MATERIALS PROVIDED »
──────

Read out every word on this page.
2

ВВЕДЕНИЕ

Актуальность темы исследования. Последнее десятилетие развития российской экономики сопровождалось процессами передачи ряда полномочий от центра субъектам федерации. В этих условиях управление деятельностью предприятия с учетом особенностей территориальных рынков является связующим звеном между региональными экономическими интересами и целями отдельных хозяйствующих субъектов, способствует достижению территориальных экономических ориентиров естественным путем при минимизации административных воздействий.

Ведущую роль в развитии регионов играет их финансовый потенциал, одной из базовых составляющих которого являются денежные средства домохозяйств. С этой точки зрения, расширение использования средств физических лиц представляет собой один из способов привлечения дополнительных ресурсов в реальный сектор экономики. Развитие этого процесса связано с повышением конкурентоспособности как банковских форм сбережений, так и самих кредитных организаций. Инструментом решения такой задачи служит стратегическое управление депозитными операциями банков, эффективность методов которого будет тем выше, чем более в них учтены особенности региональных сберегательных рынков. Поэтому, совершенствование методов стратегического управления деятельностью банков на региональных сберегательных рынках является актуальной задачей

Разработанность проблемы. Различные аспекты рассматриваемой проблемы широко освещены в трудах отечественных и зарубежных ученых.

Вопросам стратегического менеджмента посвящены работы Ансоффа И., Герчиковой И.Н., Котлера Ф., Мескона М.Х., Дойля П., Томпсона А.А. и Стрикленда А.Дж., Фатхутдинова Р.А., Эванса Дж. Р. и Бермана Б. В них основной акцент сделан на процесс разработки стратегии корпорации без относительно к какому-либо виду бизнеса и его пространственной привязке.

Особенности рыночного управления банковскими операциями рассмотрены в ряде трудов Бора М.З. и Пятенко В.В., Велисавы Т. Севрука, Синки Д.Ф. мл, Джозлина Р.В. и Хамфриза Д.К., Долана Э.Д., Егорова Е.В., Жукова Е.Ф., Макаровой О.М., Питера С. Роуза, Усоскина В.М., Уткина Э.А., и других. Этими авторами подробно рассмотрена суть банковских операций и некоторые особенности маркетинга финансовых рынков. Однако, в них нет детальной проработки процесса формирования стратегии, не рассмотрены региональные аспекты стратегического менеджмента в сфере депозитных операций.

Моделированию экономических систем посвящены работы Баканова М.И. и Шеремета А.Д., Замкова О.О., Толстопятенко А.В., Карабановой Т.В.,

──────

GIVEN INSTRUCTION »
Only a number is needed: how many lines of the material above contain "посвящены"?

SOLUTION TO THE PROBLEM »
2